[Source data]

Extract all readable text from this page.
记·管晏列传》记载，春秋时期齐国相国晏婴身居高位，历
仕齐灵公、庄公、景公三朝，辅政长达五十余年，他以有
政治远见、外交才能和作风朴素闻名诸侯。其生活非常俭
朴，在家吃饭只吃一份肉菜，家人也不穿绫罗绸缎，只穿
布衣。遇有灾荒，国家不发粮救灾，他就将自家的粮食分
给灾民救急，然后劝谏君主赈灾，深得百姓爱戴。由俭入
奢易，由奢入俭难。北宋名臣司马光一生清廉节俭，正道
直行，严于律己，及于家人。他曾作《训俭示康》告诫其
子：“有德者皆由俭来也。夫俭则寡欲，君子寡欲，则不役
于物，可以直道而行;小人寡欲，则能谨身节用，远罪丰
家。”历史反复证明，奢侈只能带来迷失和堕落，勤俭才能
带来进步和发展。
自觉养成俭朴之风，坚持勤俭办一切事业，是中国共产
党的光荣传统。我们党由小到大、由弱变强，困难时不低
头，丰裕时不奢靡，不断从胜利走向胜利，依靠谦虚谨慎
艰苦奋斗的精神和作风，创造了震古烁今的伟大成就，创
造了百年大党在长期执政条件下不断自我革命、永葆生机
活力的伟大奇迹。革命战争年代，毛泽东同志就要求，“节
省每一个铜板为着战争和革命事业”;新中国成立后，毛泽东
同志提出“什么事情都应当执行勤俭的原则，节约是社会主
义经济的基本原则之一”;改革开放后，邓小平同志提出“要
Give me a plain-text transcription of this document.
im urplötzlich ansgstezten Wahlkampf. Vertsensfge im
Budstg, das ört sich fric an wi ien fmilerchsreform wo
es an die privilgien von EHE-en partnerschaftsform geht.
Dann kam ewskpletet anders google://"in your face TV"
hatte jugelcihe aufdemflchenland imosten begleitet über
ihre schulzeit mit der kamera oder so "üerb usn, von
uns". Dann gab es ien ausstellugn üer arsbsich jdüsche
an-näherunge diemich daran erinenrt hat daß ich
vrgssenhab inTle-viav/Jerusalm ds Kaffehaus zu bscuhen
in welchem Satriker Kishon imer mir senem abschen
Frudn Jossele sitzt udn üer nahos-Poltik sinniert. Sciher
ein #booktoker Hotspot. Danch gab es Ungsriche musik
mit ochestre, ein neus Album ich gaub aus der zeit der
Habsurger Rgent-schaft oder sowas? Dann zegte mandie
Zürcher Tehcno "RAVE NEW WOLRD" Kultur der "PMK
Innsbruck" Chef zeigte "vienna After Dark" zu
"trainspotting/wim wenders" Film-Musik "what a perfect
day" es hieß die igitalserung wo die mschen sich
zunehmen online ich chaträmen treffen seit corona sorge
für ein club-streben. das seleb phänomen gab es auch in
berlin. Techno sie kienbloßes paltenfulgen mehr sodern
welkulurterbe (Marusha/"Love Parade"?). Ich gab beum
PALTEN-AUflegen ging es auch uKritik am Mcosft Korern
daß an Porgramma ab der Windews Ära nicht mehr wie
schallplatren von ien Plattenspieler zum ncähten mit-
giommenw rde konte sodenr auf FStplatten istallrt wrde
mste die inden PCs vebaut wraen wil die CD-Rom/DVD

Task brief » Extract every entry in the listing word for word.

Answer to the task »
Extract all readable text from this page.
记·管晏列传》记载，春秋时期齐国相国晏婴身居高位，历
仕齐灵公、庄公、景公三朝，辅政长达五十余年，他以有
政治远见、外交才能和作风朴素闻名诸侯。其生活非常俭
朴，在家吃饭只吃一份肉菜，家人也不穿绫罗绸缎，只穿
布衣。遇有灾荒，国家不发粮救灾，他就将自家的粮食分
给灾民救急，然后劝谏君主赈灾，深得百姓爱戴。由俭入
奢易，由奢入俭难。北宋名臣司马光一生清廉节俭，正道
直行，严于律己，及于家人。他曾作《训俭示康》告诫其
子：“有德者皆由俭来也。夫俭则寡欲，君子寡欲，则不役
于物，可以直道而行;小人寡欲，则能谨身节用，远罪丰
家。”历史反复证明，奢侈只能带来迷失和堕落，勤俭才能
带来进步和发展。
自觉养成俭朴之风，坚持勤俭办一切事业，是中国共产
党的光荣传统。我们党由小到大、由弱变强，困难时不低
头，丰裕时不奢靡，不断从胜利走向胜利，依靠谦虚谨慎
艰苦奋斗的精神和作风，创造了震古烁今的伟大成就，创
造了百年大党在长期执政条件下不断自我革命、永葆生机
活力的伟大奇迹。革命战争年代，毛泽东同志就要求，“节
省每一个铜板为着战争和革命事业”;新中国成立后，毛泽东
同志提出“什么事情都应当执行勤俭的原则，节约是社会主
义经济的基本原则之一”;改革开放后，邓小平同志提出“要
Give me a plain-text transcription of this document.
im urplötzlich ansgstezten Wahlkampf. Vertsensfge im
Budstg, das ört sich fric an wi ien fmilerchsreform wo
es an die privilgien von EHE-en partnerschaftsform geht.
Dann kam ewskpletet anders google://"in your face TV"
hatte jugelcihe aufdemflchenland imosten begleitet über
ihre schulzeit mit der kamera oder so "üerb usn, von
uns". Dann gab es ien ausstellugn üer arsbsich jdüsche
an-näherunge diemich daran erinenrt hat daß ich
vrgssenhab inTle-viav/Jerusalm ds Kaffehaus zu bscuhen
in welchem Satriker Kishon imer mir senem abschen
Frudn Jossele sitzt udn üer nahos-Poltik sinniert. Sciher
ein #booktoker Hotspot. Danch gab es Ungsriche musik
mit ochestre, ein neus Album ich gaub aus der zeit der
Habsurger Rgent-schaft oder sowas? Dann zegte mandie
Zürcher Tehcno "RAVE NEW WOLRD" Kultur der "PMK
Innsbruck" Chef zeigte "vienna After Dark" zu
"trainspotting/wim wenders" Film-Musik "what a perfect
day" es hieß die igitalserung wo die mschen sich
zunehmen online ich chaträmen treffen seit corona sorge
für ein club-streben. das seleb phänomen gab es auch in
berlin. Techno sie kienbloßes paltenfulgen mehr sodern
welkulurterbe (Marusha/"Love Parade"?). Ich gab beum
PALTEN-AUflegen ging es auch uKritik am Mcosft Korern
daß an Porgramma ab der Windews Ära nicht mehr wie
schallplatren von ien Plattenspieler zum ncähten mit-
giommenw rde konte sodenr auf FStplatten istallrt wrde
mste die inden PCs vebaut wraen wil die CD-Rom/DVD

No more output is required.